Start of Records for processing

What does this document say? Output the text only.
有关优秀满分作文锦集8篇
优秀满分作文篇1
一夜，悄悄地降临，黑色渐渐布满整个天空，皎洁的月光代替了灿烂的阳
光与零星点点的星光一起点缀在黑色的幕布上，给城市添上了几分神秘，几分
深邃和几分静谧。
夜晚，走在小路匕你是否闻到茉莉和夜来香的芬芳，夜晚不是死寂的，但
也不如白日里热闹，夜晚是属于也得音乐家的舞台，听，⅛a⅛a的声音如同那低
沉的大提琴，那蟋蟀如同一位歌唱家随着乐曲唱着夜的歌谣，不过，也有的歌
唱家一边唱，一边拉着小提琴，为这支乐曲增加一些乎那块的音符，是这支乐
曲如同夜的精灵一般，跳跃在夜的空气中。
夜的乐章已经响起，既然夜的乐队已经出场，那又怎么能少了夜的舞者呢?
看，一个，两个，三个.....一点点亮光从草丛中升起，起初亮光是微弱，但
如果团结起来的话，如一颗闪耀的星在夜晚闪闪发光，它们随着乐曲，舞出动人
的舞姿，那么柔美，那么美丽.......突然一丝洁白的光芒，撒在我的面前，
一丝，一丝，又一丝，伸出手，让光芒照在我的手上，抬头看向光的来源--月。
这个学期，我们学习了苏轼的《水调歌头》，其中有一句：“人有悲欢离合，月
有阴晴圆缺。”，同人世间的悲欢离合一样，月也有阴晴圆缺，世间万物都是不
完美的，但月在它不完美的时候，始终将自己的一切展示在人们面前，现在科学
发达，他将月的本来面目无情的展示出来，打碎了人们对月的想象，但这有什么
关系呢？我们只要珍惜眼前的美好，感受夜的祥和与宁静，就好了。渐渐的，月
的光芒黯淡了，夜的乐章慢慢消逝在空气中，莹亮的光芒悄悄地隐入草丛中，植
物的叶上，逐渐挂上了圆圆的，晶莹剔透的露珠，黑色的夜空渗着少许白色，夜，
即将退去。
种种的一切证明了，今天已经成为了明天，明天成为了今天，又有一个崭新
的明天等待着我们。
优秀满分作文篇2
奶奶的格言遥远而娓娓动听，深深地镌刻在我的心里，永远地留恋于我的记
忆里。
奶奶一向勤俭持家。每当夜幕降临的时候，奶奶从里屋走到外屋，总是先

End of Records for processing

# Aim of the task
Output the full listing without altering anything.

# Output for this task
What does this document say? Output the text only.
有关优秀满分作文锦集8篇
优秀满分作文篇1
一夜，悄悄地降临，黑色渐渐布满整个天空，皎洁的月光代替了灿烂的阳
光与零星点点的星光一起点缀在黑色的幕布上，给城市添上了几分神秘，几分
深邃和几分静谧。
夜晚，走在小路匕你是否闻到茉莉和夜来香的芬芳，夜晚不是死寂的，但
也不如白日里热闹，夜晚是属于也得音乐家的舞台，听，⅛a⅛a的声音如同那低
沉的大提琴，那蟋蟀如同一位歌唱家随着乐曲唱着夜的歌谣，不过，也有的歌
唱家一边唱，一边拉着小提琴，为这支乐曲增加一些乎那块的音符，是这支乐
曲如同夜的精灵一般，跳跃在夜的空气中。
夜的乐章已经响起，既然夜的乐队已经出场，那又怎么能少了夜的舞者呢?
看，一个，两个，三个.....一点点亮光从草丛中升起，起初亮光是微弱，但
如果团结起来的话，如一颗闪耀的星在夜晚闪闪发光，它们随着乐曲，舞出动人
的舞姿，那么柔美，那么美丽.......突然一丝洁白的光芒，撒在我的面前，
一丝，一丝，又一丝，伸出手，让光芒照在我的手上，抬头看向光的来源--月。
这个学期，我们学习了苏轼的《水调歌头》，其中有一句：“人有悲欢离合，月
有阴晴圆缺。”，同人世间的悲欢离合一样，月也有阴晴圆缺，世间万物都是不
完美的，但月在它不完美的时候，始终将自己的一切展示在人们面前，现在科学
发达，他将月的本来面目无情的展示出来，打碎了人们对月的想象，但这有什么
关系呢？我们只要珍惜眼前的美好，感受夜的祥和与宁静，就好了。渐渐的，月
的光芒黯淡了，夜的乐章慢慢消逝在空气中，莹亮的光芒悄悄地隐入草丛中，植
物的叶上，逐渐挂上了圆圆的，晶莹剔透的露珠，黑色的夜空渗着少许白色，夜，
即将退去。
种种的一切证明了，今天已经成为了明天，明天成为了今天，又有一个崭新
的明天等待着我们。
优秀满分作文篇2
奶奶的格言遥远而娓娓动听，深深地镌刻在我的心里，永远地留恋于我的记
忆里。
奶奶一向勤俭持家。每当夜幕降临的时候，奶奶从里屋走到外屋，总是先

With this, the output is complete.